- _What to work on_: Repeat the listing in full, preserving every character.

:: Extracted data ::

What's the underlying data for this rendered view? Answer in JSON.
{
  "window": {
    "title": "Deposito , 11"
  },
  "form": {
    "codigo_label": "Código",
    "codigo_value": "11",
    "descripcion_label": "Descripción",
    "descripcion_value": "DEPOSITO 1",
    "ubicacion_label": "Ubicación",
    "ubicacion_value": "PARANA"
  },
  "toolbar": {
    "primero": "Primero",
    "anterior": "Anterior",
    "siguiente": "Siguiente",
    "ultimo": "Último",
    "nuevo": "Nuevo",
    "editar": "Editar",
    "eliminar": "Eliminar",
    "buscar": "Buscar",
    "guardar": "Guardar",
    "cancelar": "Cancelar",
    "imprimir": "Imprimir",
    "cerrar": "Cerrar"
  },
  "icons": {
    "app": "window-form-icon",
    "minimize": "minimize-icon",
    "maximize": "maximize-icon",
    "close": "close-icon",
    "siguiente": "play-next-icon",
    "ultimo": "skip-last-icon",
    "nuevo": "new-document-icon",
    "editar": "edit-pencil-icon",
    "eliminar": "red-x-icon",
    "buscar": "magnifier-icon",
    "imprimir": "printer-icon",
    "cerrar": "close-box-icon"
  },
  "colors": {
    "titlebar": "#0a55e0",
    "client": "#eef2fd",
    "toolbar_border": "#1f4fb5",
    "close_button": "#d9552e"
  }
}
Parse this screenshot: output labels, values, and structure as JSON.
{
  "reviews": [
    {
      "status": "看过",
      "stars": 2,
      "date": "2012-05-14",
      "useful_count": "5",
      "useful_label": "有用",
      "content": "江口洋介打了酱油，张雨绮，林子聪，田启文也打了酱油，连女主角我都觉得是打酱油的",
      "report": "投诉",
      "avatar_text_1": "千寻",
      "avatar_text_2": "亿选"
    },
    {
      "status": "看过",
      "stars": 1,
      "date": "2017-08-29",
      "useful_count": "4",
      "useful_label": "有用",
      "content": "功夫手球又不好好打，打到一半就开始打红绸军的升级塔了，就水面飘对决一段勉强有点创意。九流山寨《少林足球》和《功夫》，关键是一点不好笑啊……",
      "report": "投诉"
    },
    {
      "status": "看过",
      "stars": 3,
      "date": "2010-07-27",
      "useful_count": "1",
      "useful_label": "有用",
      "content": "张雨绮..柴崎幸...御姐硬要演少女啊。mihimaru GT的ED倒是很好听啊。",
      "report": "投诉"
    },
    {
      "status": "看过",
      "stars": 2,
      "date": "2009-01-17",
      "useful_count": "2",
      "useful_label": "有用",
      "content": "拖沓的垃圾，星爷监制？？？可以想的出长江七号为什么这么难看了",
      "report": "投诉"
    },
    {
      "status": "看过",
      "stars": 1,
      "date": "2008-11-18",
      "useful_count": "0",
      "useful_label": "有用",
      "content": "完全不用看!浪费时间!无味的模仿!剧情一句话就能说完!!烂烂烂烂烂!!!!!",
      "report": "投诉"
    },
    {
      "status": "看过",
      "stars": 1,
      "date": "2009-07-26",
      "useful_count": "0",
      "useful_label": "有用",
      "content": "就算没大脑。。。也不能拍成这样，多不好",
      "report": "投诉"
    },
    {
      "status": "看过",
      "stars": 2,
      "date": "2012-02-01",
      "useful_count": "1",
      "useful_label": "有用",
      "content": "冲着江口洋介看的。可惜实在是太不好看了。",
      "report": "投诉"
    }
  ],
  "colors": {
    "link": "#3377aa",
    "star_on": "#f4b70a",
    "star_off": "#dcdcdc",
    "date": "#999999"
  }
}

:::

- _Reply_:
What's the underlying data for this rendered view? Answer in JSON.
{
  "window": {
    "title": "Deposito , 11"
  },
  "form": {
    "codigo_label": "Código",
    "codigo_value": "11",
    "descripcion_label": "Descripción",
    "descripcion_value": "DEPOSITO 1",
    "ubicacion_label": "Ubicación",
    "ubicacion_value": "PARANA"
  },
  "toolbar": {
    "primero": "Primero",
    "anterior": "Anterior",
    "siguiente": "Siguiente",
    "ultimo": "Último",
    "nuevo": "Nuevo",
    "editar": "Editar",
    "eliminar": "Eliminar",
    "buscar": "Buscar",
    "guardar": "Guardar",
    "cancelar": "Cancelar",
    "imprimir": "Imprimir",
    "cerrar": "Cerrar"
  },
  "icons": {
    "app": "window-form-icon",
    "minimize": "minimize-icon",
    "maximize": "maximize-icon",
    "close": "close-icon",
    "siguiente": "play-next-icon",
    "ultimo": "skip-last-icon",
    "nuevo": "new-document-icon",
    "editar": "edit-pencil-icon",
    "eliminar": "red-x-icon",
    "buscar": "magnifier-icon",
    "imprimir": "printer-icon",
    "cerrar": "close-box-icon"
  },
  "colors": {
    "titlebar": "#0a55e0",
    "client": "#eef2fd",
    "toolbar_border": "#1f4fb5",
    "close_button": "#d9552e"
  }
}
Parse this screenshot: output labels, values, and structure as JSON.
{
  "reviews": [
    {
      "status": "看过",
      "stars": 2,
      "date": "2012-05-14",
      "useful_count": "5",
      "useful_label": "有用",
      "content": "江口洋介打了酱油，张雨绮，林子聪，田启文也打了酱油，连女主角我都觉得是打酱油的",
      "report": "投诉",
      "avatar_text_1": "千寻",
      "avatar_text_2": "亿选"
    },
    {
      "status": "看过",
      "stars": 1,
      "date": "2017-08-29",
      "useful_count": "4",
      "useful_label": "有用",
      "content": "功夫手球又不好好打，打到一半就开始打红绸军的升级塔了，就水面飘对决一段勉强有点创意。九流山寨《少林足球》和《功夫》，关键是一点不好笑啊……",
      "report": "投诉"
    },
    {
      "status": "看过",
      "stars": 3,
      "date": "2010-07-27",
      "useful_count": "1",
      "useful_label": "有用",
      "content": "张雨绮..柴崎幸...御姐硬要演少女啊。mihimaru GT的ED倒是很好听啊。",
      "report": "投诉"
    },
    {
      "status": "看过",
      "stars": 2,
      "date": "2009-01-17",
      "useful_count": "2",
      "useful_label": "有用",
      "content": "拖沓的垃圾，星爷监制？？？可以想的出长江七号为什么这么难看了",
      "report": "投诉"
    },
    {
      "status": "看过",
      "stars": 1,
      "date": "2008-11-18",
      "useful_count": "0",
      "useful_label": "有用",
      "content": "完全不用看!浪费时间!无味的模仿!剧情一句话就能说完!!烂烂烂烂烂!!!!!",
      "report": "投诉"
    },
    {
      "status": "看过",
      "stars": 1,
      "date": "2009-07-26",
      "useful_count": "0",
      "useful_label": "有用",
      "content": "就算没大脑。。。也不能拍成这样，多不好",
      "report": "投诉"
    },
    {
      "status": "看过",
      "stars": 2,
      "date": "2012-02-01",
      "useful_count": "1",
      "useful_label": "有用",
      "content": "冲着江口洋介看的。可惜实在是太不好看了。",
      "report": "投诉"
    }
  ],
  "colors": {
    "link": "#3377aa",
    "star_on": "#f4b70a",
    "star_off": "#dcdcdc",
    "date": "#999999"
  }
}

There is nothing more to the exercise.